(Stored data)

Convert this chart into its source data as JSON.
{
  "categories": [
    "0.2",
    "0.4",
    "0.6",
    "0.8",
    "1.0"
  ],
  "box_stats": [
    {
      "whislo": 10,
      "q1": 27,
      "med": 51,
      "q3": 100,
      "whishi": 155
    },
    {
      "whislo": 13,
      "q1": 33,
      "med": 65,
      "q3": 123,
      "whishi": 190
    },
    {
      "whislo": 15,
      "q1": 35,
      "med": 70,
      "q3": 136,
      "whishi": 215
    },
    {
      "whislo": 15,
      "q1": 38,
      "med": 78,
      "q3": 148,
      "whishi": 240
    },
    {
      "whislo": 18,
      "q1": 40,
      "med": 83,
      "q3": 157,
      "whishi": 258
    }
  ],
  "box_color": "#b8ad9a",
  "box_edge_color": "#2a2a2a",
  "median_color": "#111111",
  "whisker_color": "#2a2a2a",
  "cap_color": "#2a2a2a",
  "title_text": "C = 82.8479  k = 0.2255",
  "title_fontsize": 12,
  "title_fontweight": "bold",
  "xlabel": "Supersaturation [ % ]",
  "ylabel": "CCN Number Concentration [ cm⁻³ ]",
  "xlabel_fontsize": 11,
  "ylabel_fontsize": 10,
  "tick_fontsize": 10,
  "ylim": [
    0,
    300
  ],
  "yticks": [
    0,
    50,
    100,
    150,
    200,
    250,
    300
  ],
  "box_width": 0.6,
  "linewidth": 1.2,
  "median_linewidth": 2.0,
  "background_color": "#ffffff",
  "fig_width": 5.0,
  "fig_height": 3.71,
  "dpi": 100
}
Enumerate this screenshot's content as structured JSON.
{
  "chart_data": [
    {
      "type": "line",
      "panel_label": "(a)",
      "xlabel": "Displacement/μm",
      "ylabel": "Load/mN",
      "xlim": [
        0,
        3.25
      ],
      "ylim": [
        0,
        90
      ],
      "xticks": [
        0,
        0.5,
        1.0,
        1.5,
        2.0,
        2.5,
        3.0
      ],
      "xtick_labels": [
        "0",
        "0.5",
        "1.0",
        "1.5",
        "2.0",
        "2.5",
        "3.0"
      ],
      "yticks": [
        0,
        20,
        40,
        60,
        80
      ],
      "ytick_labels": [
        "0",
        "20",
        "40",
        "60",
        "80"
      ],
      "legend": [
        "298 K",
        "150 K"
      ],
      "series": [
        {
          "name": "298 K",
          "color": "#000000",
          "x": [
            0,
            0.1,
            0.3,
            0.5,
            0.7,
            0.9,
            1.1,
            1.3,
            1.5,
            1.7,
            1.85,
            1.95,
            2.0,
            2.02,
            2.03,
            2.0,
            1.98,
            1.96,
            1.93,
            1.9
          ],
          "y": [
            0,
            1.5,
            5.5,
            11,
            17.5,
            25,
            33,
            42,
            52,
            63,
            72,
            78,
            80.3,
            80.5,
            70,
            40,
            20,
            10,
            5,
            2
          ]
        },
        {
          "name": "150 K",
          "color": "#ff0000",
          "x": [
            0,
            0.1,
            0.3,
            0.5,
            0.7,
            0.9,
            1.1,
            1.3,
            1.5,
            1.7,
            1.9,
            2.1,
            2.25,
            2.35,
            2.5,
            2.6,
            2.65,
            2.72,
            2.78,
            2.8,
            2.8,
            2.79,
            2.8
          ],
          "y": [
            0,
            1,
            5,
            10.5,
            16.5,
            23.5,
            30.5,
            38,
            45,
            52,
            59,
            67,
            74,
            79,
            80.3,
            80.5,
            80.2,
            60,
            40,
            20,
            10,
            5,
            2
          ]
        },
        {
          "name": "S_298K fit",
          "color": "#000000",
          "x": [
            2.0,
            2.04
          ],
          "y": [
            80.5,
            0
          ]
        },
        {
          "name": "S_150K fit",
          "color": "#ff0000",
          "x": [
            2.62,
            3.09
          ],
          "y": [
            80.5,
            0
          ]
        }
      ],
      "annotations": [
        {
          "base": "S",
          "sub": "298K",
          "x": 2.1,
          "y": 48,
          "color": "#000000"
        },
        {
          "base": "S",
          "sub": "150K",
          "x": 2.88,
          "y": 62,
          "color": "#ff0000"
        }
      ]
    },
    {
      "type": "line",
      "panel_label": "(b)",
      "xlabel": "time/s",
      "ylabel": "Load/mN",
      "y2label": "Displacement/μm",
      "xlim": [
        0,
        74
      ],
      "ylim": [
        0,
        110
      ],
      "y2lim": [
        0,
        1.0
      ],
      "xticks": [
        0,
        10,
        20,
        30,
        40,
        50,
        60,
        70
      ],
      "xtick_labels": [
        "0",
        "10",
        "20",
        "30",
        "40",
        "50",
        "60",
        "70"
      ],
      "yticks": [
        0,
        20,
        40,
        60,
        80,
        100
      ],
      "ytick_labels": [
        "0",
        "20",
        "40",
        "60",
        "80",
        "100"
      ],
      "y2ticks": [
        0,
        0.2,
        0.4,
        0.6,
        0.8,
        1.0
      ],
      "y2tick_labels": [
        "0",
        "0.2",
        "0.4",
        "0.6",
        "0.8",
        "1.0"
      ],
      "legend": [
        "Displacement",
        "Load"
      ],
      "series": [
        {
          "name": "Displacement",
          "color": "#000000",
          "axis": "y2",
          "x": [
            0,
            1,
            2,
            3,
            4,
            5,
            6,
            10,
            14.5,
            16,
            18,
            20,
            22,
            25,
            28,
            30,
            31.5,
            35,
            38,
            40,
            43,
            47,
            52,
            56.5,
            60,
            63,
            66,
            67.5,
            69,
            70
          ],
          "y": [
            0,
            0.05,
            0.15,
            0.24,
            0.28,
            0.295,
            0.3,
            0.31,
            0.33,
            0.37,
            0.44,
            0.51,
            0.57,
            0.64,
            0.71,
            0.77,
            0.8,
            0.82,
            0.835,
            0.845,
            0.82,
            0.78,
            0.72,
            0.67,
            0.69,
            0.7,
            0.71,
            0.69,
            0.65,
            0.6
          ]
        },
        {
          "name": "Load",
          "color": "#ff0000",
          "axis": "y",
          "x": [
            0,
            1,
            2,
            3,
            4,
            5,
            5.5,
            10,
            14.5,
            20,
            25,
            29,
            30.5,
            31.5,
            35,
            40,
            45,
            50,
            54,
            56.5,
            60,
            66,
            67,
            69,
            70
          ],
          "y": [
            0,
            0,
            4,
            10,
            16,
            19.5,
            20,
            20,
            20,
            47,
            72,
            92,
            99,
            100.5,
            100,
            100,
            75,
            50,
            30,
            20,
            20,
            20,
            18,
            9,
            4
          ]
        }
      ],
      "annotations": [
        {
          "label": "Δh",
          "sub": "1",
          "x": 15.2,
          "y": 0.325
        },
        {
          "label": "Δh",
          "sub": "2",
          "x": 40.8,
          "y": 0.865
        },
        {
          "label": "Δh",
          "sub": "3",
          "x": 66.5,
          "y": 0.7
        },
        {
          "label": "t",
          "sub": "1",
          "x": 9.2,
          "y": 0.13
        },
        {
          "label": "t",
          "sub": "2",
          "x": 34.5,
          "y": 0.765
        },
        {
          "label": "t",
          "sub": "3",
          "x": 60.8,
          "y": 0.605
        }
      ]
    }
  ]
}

(WHAT IS REQUIRED)
Gather all lines of the records that include the word "whislo".

(EXERCISE OUTPUT)
      "whislo": 10,
      "whislo": 13,
      "whislo": 15,
      "whislo": 15,
      "whislo": 18,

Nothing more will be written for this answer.